▸ **Stated exercise**
A faithful transcription of all the data is required.

▸ **Records provided**

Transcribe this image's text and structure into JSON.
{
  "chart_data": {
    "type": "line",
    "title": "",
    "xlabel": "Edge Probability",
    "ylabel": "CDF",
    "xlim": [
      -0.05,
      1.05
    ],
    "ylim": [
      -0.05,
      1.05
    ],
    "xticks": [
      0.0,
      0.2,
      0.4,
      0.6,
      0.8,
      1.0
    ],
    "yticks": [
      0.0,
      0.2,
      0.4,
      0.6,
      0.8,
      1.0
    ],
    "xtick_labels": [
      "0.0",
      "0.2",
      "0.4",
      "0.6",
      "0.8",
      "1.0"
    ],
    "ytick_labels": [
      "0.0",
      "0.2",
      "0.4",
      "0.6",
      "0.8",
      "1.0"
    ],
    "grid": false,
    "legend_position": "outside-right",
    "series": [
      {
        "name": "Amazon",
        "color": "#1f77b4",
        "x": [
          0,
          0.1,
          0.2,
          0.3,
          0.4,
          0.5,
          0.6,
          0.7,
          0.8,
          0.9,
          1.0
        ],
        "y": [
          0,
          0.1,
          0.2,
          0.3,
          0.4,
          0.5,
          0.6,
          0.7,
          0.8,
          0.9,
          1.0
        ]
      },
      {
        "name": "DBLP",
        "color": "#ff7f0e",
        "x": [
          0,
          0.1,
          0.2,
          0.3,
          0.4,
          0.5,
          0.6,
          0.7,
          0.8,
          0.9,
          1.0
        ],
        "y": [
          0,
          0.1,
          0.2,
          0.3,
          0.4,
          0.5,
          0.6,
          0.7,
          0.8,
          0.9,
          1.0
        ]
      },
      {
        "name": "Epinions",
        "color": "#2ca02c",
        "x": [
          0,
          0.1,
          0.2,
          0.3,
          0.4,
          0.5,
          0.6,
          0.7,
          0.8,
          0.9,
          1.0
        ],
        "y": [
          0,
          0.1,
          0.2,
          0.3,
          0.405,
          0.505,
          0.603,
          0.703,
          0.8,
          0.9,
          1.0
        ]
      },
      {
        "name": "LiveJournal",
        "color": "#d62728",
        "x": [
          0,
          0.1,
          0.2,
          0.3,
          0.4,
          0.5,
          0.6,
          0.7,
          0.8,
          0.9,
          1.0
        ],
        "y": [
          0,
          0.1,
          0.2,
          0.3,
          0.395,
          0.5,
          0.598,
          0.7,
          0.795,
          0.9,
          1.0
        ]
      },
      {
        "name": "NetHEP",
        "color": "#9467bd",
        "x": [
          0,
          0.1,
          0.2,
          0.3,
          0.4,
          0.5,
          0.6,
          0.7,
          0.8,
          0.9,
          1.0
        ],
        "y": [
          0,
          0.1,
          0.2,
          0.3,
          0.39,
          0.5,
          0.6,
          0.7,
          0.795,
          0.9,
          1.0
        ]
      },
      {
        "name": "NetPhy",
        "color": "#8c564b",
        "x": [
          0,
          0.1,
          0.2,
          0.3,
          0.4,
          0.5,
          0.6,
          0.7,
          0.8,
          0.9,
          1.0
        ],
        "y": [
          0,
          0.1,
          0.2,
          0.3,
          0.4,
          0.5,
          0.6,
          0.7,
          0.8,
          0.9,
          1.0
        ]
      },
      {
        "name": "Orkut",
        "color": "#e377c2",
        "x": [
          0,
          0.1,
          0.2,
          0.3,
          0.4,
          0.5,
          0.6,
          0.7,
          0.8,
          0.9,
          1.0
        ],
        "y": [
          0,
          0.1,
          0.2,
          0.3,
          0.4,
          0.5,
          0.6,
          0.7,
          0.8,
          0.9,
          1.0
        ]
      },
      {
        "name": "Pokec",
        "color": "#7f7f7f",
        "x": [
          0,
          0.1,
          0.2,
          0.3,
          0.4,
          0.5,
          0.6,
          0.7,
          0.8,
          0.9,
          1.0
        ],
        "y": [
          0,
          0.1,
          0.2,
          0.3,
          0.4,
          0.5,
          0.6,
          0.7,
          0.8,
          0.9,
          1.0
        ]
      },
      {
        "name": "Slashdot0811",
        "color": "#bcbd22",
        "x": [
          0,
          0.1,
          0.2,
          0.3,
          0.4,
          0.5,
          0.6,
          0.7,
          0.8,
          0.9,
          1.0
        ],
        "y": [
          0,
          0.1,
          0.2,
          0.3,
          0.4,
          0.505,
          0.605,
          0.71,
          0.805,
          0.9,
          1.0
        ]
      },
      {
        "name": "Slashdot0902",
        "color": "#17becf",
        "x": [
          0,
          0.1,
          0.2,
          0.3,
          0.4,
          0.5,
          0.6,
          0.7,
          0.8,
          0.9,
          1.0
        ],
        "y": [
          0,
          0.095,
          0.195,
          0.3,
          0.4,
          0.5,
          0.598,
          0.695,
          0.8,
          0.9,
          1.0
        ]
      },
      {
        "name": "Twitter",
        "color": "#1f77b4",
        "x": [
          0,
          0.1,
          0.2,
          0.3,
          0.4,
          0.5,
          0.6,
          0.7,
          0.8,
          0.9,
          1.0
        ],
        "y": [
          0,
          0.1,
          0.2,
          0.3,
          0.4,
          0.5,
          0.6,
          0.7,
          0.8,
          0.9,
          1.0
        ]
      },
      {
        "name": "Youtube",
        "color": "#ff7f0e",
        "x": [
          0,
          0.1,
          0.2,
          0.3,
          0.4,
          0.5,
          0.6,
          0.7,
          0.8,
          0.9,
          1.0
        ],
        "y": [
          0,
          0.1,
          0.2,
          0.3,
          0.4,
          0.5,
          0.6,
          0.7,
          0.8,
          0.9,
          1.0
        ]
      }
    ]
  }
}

▸ **Exercise answer**
Transcribe this image's text and structure into JSON.
{
  "chart_data": {
    "type": "line",
    "title": "",
    "xlabel": "Edge Probability",
    "ylabel": "CDF",
    "xlim": [
      -0.05,
      1.05
    ],
    "ylim": [
      -0.05,
      1.05
    ],
    "xticks": [
      0.0,
      0.2,
      0.4,
      0.6,
      0.8,
      1.0
    ],
    "yticks": [
      0.0,
      0.2,
      0.4,
      0.6,
      0.8,
      1.0
    ],
    "xtick_labels": [
      "0.0",
      "0.2",
      "0.4",
      "0.6",
      "0.8",
      "1.0"
    ],
    "ytick_labels": [
      "0.0",
      "0.2",
      "0.4",
      "0.6",
      "0.8",
      "1.0"
    ],
    "grid": false,
    "legend_position": "outside-right",
    "series": [
      {
        "name": "Amazon",
        "color": "#1f77b4",
        "x": [
          0,
          0.1,
          0.2,
          0.3,
          0.4,
          0.5,
          0.6,
          0.7,
          0.8,
          0.9,
          1.0
        ],
        "y": [
          0,
          0.1,
          0.2,
          0.3,
          0.4,
          0.5,
          0.6,
          0.7,
          0.8,
          0.9,
          1.0
        ]
      },
      {
        "name": "DBLP",
        "color": "#ff7f0e",
        "x": [
          0,
          0.1,
          0.2,
          0.3,
          0.4,
          0.5,
          0.6,
          0.7,
          0.8,
          0.9,
          1.0
        ],
        "y": [
          0,
          0.1,
          0.2,
          0.3,
          0.4,
          0.5,
          0.6,
          0.7,
          0.8,
          0.9,
          1.0
        ]
      },
      {
        "name": "Epinions",
        "color": "#2ca02c",
        "x": [
          0,
          0.1,
          0.2,
          0.3,
          0.4,
          0.5,
          0.6,
          0.7,
          0.8,
          0.9,
          1.0
        ],
        "y": [
          0,
          0.1,
          0.2,
          0.3,
          0.405,
          0.505,
          0.603,
          0.703,
          0.8,
          0.9,
          1.0
        ]
      },
      {
        "name": "LiveJournal",
        "color": "#d62728",
        "x": [
          0,
          0.1,
          0.2,
          0.3,
          0.4,
          0.5,
          0.6,
          0.7,
          0.8,
          0.9,
          1.0
        ],
        "y": [
          0,
          0.1,
          0.2,
          0.3,
          0.395,
          0.5,
          0.598,
          0.7,
          0.795,
          0.9,
          1.0
        ]
      },
      {
        "name": "NetHEP",
        "color": "#9467bd",
        "x": [
          0,
          0.1,
          0.2,
          0.3,
          0.4,
          0.5,
          0.6,
          0.7,
          0.8,
          0.9,
          1.0
        ],
        "y": [
          0,
          0.1,
          0.2,
          0.3,
          0.39,
          0.5,
          0.6,
          0.7,
          0.795,
          0.9,
          1.0
        ]
      },
      {
        "name": "NetPhy",
        "color": "#8c564b",
        "x": [
          0,
          0.1,
          0.2,
          0.3,
          0.4,
          0.5,
          0.6,
          0.7,
          0.8,
          0.9,
          1.0
        ],
        "y": [
          0,
          0.1,
          0.2,
          0.3,
          0.4,
          0.5,
          0.6,
          0.7,
          0.8,
          0.9,
          1.0
        ]
      },
      {
        "name": "Orkut",
        "color": "#e377c2",
        "x": [
          0,
          0.1,
          0.2,
          0.3,
          0.4,
          0.5,
          0.6,
          0.7,
          0.8,
          0.9,
          1.0
        ],
        "y": [
          0,
          0.1,
          0.2,
          0.3,
          0.4,
          0.5,
          0.6,
          0.7,
          0.8,
          0.9,
          1.0
        ]
      },
      {
        "name": "Pokec",
        "color": "#7f7f7f",
        "x": [
          0,
          0.1,
          0.2,
          0.3,
          0.4,
          0.5,
          0.6,
          0.7,
          0.8,
          0.9,
          1.0
        ],
        "y": [
          0,
          0.1,
          0.2,
          0.3,
          0.4,
          0.5,
          0.6,
          0.7,
          0.8,
          0.9,
          1.0
        ]
      },
      {
        "name": "Slashdot0811",
        "color": "#bcbd22",
        "x": [
          0,
          0.1,
          0.2,
          0.3,
          0.4,
          0.5,
          0.6,
          0.7,
          0.8,
          0.9,
          1.0
        ],
        "y": [
          0,
          0.1,
          0.2,
          0.3,
          0.4,
          0.505,
          0.605,
          0.71,
          0.805,
          0.9,
          1.0
        ]
      },
      {
        "name": "Slashdot0902",
        "color": "#17becf",
        "x": [
          0,
          0.1,
          0.2,
          0.3,
          0.4,
          0.5,
          0.6,
          0.7,
          0.8,
          0.9,
          1.0
        ],
        "y": [
          0,
          0.095,
          0.195,
          0.3,
          0.4,
          0.5,
          0.598,
          0.695,
          0.8,
          0.9,
          1.0
        ]
      },
      {
        "name": "Twitter",
        "color": "#1f77b4",
        "x": [
          0,
          0.1,
          0.2,
          0.3,
          0.4,
          0.5,
          0.6,
          0.7,
          0.8,
          0.9,
          1.0
        ],
        "y": [
          0,
          0.1,
          0.2,
          0.3,
          0.4,
          0.5,
          0.6,
          0.7,
          0.8,
          0.9,
          1.0
        ]
      },
      {
        "name": "Youtube",
        "color": "#ff7f0e",
        "x": [
          0,
          0.1,
          0.2,
          0.3,
          0.4,
          0.5,
          0.6,
          0.7,
          0.8,
          0.9,
          1.0
        ],
        "y": [
          0,
          0.1,
          0.2,
          0.3,
          0.4,
          0.5,
          0.6,
          0.7,
          0.8,
          0.9,
          1.0
        ]
      }
    ]
  }
}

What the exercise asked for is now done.